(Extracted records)
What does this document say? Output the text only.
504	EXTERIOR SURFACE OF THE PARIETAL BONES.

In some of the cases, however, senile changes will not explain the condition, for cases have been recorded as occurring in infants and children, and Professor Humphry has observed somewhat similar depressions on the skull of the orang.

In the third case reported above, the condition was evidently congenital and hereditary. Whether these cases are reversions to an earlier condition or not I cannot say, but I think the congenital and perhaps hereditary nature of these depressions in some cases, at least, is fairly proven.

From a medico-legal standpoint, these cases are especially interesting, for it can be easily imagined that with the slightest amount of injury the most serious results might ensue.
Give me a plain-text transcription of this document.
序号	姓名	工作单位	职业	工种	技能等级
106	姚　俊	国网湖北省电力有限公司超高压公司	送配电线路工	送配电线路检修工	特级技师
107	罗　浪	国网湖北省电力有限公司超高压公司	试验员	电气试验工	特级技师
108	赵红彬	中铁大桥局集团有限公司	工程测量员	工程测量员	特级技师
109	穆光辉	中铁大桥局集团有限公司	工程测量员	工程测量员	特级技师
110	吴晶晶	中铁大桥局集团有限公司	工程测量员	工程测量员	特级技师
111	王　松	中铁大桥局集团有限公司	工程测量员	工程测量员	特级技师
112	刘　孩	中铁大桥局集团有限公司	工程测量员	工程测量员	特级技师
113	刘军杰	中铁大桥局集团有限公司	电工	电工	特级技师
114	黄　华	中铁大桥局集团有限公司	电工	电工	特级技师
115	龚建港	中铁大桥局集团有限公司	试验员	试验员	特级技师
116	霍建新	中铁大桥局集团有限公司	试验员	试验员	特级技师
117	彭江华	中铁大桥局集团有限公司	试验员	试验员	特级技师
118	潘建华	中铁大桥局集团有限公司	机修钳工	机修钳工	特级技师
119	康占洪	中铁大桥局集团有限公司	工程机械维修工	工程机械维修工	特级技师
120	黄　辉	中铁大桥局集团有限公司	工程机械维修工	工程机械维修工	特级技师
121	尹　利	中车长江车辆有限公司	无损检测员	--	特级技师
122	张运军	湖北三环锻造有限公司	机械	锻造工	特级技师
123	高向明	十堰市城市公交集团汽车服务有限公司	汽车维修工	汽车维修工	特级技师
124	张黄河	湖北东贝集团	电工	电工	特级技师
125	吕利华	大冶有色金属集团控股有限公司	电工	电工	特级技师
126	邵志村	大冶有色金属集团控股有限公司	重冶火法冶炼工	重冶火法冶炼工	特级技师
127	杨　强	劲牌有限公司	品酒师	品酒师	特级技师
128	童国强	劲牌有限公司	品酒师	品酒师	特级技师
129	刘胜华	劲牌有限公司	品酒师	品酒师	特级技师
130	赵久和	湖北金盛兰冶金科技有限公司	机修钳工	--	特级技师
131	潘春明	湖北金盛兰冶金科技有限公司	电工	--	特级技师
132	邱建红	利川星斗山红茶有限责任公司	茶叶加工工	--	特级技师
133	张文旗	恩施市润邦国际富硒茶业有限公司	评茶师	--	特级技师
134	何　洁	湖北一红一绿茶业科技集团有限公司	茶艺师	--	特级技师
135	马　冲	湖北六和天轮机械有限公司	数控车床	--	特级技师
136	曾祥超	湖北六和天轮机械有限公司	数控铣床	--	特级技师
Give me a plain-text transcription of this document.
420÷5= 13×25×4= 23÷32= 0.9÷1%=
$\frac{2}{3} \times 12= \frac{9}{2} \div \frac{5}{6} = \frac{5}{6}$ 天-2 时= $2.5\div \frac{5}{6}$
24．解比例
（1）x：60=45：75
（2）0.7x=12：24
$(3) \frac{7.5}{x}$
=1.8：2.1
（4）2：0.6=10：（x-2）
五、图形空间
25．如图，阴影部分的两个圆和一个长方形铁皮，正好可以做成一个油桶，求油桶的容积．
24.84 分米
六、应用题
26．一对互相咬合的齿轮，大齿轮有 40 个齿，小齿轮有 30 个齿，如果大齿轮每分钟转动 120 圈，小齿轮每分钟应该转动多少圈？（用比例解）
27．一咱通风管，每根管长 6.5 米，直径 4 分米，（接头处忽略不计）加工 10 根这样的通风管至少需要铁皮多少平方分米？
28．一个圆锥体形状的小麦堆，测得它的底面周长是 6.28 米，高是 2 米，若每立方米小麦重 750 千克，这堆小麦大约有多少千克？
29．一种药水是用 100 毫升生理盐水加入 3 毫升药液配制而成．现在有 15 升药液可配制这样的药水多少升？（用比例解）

[PROBLEM DESCRIPTION]
Copy the lines from the entries above in which the word "大冶有色金属集团控股有限公司" appears.

[THE RESULT]
125	吕利华	大冶有色金属集团控股有限公司	电工	电工	特级技师
126	邵志村	大冶有色金属集团控股有限公司	重冶火法冶炼工	重冶火法冶炼工	特级技师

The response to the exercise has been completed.